(Exercise goal): Locate every line in the records below that holds the word "North" and return each one.

★ ★ ★ ★ ★ ★ ★

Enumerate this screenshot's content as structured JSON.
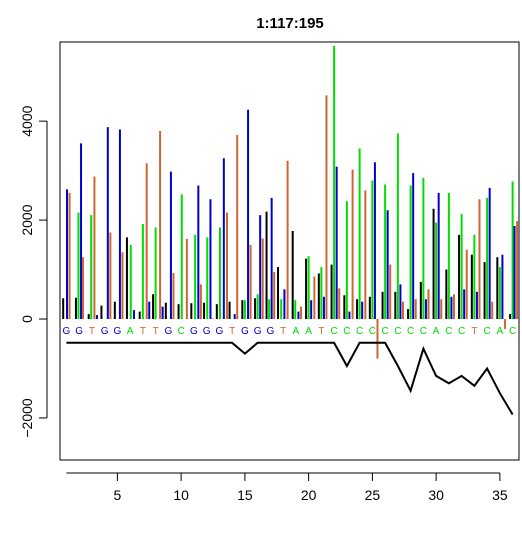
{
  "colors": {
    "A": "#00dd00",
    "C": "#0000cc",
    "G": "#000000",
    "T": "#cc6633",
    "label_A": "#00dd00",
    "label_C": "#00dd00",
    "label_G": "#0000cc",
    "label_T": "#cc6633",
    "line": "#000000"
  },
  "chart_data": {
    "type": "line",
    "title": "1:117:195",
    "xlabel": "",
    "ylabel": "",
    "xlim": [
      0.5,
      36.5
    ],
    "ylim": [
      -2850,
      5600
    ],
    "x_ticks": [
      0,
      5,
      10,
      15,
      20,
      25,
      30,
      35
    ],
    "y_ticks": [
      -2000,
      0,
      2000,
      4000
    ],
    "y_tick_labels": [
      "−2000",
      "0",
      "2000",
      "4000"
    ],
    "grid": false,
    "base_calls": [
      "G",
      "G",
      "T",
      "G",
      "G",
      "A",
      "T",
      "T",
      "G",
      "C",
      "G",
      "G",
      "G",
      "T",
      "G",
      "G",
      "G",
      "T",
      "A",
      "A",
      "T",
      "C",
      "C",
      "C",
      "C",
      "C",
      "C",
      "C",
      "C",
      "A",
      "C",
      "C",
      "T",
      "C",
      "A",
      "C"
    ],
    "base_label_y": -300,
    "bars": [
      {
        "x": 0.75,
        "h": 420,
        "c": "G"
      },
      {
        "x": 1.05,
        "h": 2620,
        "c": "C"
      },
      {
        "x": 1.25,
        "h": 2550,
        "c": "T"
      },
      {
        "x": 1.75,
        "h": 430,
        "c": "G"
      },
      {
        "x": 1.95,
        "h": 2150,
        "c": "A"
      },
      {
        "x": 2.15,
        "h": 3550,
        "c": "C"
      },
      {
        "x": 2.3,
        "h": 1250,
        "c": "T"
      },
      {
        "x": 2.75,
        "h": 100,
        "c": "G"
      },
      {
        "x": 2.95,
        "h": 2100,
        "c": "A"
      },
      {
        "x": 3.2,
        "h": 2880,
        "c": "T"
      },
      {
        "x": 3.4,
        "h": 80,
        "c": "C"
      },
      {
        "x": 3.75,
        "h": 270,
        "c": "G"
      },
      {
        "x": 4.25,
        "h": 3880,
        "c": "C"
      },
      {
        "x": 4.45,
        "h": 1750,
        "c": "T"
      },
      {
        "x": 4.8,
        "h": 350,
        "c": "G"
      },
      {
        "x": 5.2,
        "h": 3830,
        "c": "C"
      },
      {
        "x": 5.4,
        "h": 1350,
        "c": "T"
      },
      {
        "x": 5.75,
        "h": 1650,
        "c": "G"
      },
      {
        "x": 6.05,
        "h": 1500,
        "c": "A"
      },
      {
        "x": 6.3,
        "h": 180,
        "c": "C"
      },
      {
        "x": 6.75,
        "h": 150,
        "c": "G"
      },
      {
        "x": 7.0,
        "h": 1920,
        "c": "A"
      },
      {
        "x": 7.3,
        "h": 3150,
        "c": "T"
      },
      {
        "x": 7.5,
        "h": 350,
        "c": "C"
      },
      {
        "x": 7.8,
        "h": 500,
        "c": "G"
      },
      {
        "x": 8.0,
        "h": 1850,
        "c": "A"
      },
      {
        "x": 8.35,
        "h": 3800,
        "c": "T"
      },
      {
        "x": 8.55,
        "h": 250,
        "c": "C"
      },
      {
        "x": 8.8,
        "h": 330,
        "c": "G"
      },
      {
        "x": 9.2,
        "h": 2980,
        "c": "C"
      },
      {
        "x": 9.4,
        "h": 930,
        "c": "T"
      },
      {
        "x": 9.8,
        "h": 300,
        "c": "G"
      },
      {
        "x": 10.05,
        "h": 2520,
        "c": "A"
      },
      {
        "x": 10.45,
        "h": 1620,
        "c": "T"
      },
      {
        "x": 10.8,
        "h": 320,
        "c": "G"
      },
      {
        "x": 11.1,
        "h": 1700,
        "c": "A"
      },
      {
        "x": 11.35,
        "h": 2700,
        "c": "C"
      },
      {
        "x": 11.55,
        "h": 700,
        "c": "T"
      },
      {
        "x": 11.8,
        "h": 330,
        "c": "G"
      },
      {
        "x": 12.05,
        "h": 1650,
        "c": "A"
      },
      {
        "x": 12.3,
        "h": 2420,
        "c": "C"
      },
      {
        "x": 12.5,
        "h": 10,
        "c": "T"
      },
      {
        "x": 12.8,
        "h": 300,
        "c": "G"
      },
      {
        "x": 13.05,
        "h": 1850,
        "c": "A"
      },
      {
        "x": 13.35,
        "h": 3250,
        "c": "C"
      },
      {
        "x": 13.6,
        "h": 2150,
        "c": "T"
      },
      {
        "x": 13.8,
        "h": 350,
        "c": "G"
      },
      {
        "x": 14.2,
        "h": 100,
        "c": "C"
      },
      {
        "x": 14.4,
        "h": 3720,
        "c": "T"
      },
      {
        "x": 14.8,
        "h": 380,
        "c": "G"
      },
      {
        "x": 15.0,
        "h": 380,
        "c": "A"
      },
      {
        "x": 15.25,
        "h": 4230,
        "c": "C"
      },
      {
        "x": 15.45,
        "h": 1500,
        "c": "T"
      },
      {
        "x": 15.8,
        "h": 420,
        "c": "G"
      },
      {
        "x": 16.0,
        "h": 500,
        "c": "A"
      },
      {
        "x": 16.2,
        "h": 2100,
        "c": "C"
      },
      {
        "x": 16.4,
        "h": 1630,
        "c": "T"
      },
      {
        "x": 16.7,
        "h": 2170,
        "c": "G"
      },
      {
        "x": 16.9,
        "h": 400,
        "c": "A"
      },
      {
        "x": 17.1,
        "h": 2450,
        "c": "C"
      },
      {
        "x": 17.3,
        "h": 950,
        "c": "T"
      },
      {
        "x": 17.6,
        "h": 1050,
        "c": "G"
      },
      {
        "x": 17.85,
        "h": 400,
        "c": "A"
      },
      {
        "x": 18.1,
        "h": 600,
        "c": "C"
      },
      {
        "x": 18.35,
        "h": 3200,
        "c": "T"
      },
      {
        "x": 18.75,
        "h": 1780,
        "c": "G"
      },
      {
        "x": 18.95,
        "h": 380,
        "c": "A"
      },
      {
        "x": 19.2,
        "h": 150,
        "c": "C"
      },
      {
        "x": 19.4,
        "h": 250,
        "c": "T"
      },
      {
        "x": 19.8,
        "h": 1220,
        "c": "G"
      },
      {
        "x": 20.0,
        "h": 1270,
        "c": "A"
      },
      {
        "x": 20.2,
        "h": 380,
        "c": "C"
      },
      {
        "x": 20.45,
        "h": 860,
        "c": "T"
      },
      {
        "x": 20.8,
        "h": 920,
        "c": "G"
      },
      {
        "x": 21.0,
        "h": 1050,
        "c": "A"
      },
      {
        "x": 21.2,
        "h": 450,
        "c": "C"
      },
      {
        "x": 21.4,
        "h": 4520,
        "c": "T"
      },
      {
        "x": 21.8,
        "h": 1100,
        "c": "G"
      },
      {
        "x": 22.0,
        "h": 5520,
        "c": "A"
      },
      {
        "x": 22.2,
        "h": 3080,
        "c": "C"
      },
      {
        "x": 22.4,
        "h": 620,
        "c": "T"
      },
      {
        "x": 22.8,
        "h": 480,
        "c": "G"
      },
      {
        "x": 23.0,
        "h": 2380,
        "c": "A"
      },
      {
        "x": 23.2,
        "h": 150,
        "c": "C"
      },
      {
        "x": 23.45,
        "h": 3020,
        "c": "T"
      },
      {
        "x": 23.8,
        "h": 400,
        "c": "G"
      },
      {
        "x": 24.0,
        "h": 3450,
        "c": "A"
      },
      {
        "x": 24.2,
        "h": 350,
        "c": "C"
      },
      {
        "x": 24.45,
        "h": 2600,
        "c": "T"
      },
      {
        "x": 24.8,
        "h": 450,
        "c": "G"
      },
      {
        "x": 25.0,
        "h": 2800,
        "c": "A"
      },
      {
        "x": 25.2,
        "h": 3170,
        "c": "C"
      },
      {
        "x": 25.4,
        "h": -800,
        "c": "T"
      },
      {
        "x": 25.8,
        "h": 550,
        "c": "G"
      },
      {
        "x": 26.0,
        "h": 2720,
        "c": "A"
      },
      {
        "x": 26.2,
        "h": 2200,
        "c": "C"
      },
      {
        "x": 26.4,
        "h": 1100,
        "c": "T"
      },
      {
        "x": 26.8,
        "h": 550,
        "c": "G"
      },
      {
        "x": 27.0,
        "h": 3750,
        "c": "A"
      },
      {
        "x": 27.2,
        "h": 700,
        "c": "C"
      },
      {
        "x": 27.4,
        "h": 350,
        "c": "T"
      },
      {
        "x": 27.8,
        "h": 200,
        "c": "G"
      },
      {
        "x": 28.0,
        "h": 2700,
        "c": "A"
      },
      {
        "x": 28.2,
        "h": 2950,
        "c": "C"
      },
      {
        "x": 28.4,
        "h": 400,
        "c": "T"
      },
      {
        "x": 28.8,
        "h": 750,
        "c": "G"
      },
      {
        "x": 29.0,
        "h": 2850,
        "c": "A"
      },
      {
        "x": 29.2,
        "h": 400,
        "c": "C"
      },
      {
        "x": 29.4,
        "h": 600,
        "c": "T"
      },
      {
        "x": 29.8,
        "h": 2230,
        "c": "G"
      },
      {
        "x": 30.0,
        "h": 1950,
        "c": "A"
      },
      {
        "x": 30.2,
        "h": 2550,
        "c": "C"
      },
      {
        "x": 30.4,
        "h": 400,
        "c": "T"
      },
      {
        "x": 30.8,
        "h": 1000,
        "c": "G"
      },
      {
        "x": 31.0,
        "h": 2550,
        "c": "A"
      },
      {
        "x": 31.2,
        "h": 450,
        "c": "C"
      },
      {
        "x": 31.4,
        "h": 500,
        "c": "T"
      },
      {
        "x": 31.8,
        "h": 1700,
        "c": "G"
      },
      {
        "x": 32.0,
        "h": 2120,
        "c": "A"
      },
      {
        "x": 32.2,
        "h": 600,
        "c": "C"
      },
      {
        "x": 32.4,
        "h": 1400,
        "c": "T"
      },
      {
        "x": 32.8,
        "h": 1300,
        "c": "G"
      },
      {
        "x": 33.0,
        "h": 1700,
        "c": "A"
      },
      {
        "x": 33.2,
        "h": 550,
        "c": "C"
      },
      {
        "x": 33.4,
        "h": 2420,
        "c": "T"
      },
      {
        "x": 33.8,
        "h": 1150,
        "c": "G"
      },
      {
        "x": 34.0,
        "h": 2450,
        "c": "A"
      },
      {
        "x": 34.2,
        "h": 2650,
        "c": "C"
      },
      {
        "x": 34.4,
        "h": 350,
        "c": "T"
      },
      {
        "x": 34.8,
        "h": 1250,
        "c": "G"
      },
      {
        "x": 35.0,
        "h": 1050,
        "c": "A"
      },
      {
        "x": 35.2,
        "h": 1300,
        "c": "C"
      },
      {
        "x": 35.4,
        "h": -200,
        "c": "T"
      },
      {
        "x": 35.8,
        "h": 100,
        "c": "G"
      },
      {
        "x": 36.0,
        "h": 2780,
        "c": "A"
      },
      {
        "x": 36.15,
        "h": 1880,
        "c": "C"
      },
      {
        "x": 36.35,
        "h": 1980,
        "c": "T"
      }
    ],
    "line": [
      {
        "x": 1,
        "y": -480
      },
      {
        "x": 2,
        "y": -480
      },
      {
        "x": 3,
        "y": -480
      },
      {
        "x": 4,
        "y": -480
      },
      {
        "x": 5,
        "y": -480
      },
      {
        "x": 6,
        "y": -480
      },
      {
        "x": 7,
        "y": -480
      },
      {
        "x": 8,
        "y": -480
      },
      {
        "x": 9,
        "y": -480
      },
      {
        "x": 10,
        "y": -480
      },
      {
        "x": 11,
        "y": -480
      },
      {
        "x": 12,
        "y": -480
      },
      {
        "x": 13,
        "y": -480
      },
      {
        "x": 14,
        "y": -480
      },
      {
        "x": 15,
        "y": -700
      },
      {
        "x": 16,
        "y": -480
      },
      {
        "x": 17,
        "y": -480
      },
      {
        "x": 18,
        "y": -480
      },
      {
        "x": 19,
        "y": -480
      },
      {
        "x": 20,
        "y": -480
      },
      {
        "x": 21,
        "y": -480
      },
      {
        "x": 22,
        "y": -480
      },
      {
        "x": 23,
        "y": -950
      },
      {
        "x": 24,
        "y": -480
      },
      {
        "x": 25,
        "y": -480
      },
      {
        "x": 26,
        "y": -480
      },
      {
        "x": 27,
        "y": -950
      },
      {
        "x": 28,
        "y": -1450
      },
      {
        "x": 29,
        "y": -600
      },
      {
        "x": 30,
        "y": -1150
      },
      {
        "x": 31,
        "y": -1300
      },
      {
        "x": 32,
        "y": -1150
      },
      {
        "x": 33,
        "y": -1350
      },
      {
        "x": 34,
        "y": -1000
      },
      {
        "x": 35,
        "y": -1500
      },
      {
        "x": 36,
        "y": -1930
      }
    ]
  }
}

★ ★ ★ ★ ★ ★ ★

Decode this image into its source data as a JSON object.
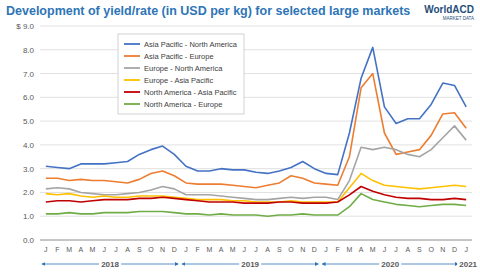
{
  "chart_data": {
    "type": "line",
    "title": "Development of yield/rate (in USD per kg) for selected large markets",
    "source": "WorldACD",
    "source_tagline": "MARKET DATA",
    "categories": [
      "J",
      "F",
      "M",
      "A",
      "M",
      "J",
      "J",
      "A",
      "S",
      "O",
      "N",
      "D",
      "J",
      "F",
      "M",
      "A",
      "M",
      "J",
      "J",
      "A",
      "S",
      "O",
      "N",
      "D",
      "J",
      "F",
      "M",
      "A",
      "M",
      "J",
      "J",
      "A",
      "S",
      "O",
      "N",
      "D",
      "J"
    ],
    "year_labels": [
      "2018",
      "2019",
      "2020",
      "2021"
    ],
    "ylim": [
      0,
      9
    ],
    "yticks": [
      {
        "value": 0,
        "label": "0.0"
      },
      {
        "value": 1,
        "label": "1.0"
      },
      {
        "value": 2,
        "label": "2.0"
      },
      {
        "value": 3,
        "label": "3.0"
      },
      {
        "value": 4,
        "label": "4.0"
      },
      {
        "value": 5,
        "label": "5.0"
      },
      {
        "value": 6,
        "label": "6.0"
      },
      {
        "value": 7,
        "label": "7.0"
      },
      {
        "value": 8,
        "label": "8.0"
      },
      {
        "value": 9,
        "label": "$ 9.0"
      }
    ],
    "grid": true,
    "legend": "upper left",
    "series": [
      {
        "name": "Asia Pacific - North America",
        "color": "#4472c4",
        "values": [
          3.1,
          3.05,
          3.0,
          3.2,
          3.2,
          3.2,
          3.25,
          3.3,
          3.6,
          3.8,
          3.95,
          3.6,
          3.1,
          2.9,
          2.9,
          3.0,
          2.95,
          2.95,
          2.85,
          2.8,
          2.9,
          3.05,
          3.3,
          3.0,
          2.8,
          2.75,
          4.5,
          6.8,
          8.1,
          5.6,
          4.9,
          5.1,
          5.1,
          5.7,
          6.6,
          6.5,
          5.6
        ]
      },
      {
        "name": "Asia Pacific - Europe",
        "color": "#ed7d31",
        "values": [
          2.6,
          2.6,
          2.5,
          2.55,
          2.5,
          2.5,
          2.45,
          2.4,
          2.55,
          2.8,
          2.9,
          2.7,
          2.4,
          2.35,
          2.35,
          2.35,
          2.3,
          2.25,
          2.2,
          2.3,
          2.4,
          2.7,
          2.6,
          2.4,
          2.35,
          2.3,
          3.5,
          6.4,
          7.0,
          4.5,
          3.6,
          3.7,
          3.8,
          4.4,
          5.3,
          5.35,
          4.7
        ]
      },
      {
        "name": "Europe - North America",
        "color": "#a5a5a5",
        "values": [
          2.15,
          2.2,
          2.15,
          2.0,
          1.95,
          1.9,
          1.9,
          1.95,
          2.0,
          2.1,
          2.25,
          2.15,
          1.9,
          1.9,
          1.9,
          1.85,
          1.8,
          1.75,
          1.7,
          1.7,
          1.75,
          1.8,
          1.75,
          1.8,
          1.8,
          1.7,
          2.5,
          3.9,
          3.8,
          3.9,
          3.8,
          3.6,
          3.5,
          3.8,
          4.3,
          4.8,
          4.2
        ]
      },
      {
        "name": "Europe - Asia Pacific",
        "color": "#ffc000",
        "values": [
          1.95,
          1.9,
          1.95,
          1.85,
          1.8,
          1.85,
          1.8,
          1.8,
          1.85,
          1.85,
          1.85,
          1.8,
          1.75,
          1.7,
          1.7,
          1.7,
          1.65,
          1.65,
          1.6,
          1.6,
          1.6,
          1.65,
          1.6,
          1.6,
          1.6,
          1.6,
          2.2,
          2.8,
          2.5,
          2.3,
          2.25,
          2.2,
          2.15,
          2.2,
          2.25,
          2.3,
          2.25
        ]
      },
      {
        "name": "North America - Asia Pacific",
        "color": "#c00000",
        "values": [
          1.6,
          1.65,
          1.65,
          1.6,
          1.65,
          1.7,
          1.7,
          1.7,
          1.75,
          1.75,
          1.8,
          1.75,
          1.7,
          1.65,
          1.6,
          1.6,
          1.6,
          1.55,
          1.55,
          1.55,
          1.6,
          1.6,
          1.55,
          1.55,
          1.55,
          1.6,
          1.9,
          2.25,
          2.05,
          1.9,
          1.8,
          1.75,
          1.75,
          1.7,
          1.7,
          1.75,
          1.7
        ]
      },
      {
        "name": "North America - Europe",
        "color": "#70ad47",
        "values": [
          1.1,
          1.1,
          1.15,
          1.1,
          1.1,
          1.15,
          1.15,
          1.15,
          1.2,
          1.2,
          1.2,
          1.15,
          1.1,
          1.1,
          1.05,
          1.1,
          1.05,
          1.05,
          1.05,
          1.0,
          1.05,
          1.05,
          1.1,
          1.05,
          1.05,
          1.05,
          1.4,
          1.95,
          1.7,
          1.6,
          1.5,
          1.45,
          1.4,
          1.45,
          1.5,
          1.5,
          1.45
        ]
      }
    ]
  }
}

★ ★ ★ ★ ★ ★ ★

(Answer to the problem):
        "name": "Asia Pacific - North America",
        "name": "Europe - North America",
        "name": "North America - Asia Pacific",
        "name": "North America - Europe",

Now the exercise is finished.